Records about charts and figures
====================

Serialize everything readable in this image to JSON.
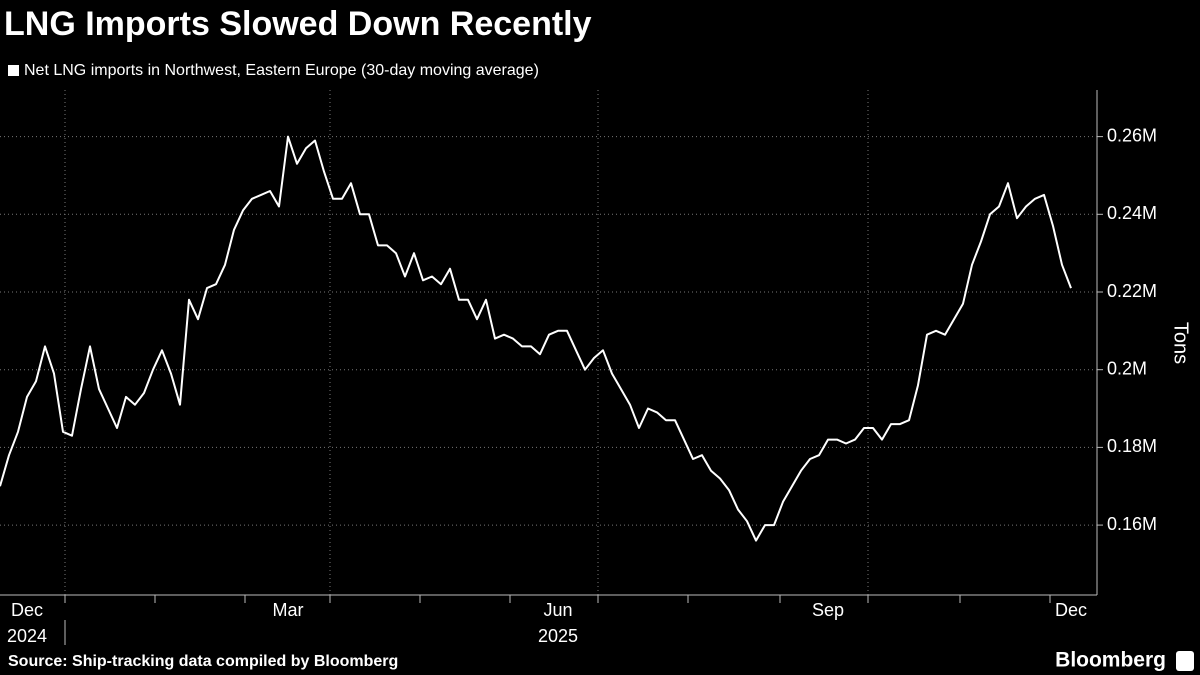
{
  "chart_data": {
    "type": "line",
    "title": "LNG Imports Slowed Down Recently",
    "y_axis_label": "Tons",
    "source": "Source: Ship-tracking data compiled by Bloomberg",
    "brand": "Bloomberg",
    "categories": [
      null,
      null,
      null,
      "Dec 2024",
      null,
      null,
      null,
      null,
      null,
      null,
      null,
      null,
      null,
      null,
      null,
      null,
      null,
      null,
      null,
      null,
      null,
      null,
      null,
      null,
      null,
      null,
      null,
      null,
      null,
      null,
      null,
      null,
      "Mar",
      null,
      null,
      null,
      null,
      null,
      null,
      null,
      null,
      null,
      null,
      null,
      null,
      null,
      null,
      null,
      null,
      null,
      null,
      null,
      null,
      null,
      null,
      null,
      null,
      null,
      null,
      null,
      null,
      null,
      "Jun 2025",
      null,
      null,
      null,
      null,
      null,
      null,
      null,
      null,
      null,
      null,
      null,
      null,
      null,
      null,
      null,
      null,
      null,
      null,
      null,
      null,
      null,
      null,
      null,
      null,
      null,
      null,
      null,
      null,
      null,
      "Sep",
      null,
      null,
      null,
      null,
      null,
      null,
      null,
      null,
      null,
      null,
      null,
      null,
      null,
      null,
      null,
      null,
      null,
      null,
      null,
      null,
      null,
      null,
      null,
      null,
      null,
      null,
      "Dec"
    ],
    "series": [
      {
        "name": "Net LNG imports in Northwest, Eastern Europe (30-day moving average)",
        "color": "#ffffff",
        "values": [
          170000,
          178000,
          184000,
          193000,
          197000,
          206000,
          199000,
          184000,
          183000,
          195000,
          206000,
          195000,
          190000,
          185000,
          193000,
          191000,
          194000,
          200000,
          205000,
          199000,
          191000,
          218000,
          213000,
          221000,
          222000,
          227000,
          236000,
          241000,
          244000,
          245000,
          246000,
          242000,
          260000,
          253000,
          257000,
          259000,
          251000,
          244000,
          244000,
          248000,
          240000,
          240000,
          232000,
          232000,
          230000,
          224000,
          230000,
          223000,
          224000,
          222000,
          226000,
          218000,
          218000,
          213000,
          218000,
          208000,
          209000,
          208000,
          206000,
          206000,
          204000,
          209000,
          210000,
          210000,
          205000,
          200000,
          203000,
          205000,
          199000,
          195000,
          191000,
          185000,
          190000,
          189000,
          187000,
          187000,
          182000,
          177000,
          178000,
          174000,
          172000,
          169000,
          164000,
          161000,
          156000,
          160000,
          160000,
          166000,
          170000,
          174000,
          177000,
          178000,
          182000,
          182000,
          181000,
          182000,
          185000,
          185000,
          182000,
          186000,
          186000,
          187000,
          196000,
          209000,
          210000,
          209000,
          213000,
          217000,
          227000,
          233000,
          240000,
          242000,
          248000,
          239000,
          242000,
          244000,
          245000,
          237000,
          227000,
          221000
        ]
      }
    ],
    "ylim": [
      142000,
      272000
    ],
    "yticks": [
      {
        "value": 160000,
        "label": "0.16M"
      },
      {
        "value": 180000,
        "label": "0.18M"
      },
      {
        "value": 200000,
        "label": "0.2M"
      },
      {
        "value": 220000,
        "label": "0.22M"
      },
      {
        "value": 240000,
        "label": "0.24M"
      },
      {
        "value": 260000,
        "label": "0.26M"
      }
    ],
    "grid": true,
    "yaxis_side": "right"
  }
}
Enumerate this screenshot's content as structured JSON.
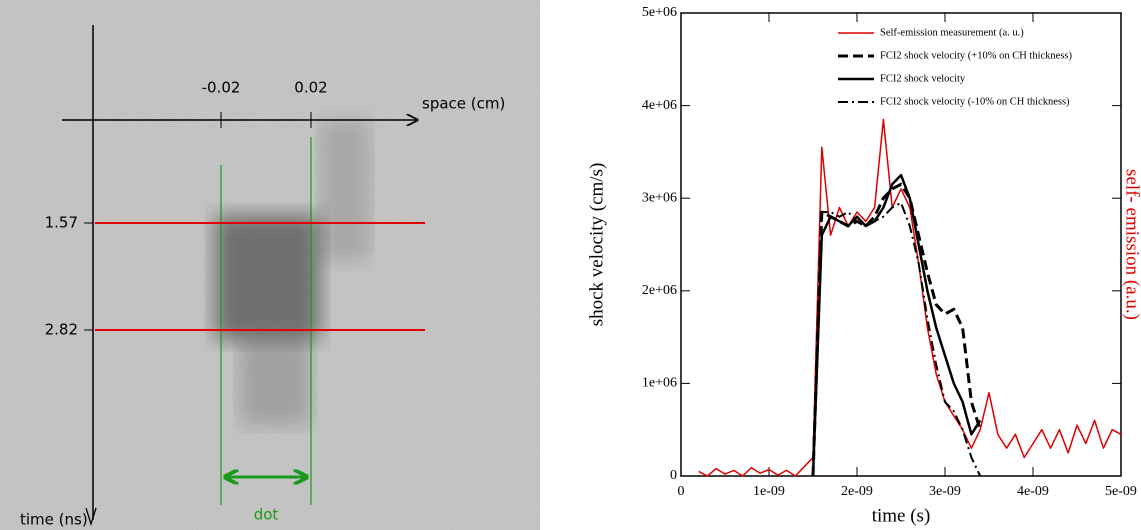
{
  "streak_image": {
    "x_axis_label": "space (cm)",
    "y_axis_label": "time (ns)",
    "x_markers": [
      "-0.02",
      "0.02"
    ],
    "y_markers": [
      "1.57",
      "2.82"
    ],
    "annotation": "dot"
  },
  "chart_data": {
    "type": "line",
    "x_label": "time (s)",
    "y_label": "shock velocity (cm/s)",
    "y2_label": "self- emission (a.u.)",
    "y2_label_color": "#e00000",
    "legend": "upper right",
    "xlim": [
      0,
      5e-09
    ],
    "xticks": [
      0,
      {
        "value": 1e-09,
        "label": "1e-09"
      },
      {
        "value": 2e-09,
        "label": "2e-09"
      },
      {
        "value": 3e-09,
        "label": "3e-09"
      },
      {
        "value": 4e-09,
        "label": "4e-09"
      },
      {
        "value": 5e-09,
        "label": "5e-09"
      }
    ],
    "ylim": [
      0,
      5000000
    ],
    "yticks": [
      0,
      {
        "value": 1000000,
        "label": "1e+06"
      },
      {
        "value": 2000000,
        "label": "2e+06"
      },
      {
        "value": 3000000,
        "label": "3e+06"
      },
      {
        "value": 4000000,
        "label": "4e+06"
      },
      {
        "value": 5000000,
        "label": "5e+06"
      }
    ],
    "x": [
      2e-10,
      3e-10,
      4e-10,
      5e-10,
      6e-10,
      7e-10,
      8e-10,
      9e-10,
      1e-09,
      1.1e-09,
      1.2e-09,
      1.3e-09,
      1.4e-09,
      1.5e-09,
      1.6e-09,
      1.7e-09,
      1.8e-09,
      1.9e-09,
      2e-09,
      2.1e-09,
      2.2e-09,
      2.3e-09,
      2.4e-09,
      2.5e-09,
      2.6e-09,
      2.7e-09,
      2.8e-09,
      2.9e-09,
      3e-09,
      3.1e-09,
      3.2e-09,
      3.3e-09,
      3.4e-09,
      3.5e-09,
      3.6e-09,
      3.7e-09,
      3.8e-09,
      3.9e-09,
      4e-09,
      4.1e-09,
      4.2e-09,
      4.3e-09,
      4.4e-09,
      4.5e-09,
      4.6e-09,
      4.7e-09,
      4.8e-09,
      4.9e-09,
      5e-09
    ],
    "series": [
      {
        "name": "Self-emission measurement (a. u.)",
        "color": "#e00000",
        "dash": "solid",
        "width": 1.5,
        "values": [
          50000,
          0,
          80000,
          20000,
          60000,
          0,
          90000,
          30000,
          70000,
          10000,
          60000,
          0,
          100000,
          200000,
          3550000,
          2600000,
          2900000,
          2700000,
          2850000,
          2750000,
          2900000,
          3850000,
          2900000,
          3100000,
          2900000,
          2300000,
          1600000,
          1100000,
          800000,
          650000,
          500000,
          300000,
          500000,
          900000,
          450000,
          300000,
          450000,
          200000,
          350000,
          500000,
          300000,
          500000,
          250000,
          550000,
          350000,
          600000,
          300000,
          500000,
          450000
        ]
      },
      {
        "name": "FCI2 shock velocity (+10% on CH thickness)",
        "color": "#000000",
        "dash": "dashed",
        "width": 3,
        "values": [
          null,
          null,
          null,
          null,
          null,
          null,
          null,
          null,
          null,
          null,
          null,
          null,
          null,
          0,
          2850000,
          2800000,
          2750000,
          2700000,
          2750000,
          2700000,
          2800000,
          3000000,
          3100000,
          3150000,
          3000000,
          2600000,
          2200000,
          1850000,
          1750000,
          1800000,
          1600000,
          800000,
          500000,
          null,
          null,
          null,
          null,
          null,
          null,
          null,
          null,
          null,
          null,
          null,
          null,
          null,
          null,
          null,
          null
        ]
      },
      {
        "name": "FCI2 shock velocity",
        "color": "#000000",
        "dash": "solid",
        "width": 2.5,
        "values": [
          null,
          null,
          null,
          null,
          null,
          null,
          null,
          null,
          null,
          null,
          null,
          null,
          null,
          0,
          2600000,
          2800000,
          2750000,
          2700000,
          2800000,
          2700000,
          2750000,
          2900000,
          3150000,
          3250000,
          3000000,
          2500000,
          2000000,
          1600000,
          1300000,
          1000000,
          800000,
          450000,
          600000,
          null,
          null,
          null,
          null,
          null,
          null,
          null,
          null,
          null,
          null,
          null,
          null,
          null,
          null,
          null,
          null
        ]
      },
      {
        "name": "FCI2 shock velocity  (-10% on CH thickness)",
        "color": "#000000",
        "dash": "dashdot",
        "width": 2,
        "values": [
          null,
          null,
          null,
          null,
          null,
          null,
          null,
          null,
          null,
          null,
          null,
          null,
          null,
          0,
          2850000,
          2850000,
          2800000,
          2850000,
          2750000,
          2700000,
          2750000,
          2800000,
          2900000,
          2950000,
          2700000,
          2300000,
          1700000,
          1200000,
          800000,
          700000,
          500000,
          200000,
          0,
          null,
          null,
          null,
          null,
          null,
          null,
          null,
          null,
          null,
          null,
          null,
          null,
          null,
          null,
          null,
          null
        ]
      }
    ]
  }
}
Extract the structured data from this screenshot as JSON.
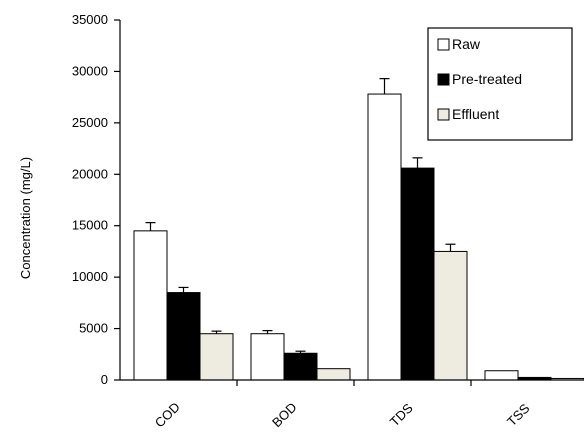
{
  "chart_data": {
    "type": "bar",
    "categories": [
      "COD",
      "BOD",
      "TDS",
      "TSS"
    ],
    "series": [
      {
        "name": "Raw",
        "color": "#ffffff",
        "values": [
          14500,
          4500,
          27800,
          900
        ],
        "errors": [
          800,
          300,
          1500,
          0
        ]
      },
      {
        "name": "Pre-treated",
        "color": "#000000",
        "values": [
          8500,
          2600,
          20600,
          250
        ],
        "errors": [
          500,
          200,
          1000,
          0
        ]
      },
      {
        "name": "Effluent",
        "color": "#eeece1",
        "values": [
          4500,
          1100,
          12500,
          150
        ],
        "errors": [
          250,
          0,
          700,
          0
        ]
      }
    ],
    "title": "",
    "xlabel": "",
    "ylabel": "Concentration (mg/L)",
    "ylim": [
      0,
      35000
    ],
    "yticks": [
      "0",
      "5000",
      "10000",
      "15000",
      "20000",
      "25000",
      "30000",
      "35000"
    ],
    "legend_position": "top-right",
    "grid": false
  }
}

====================

TASK TO CARRY OUT:
Search the material above for "emission". Pull out each line where it shows up.

FINAL RESULT:
    "y2_label": "self- emission (a.u.)",
        "name": "Self-emission measurement (a. u.)",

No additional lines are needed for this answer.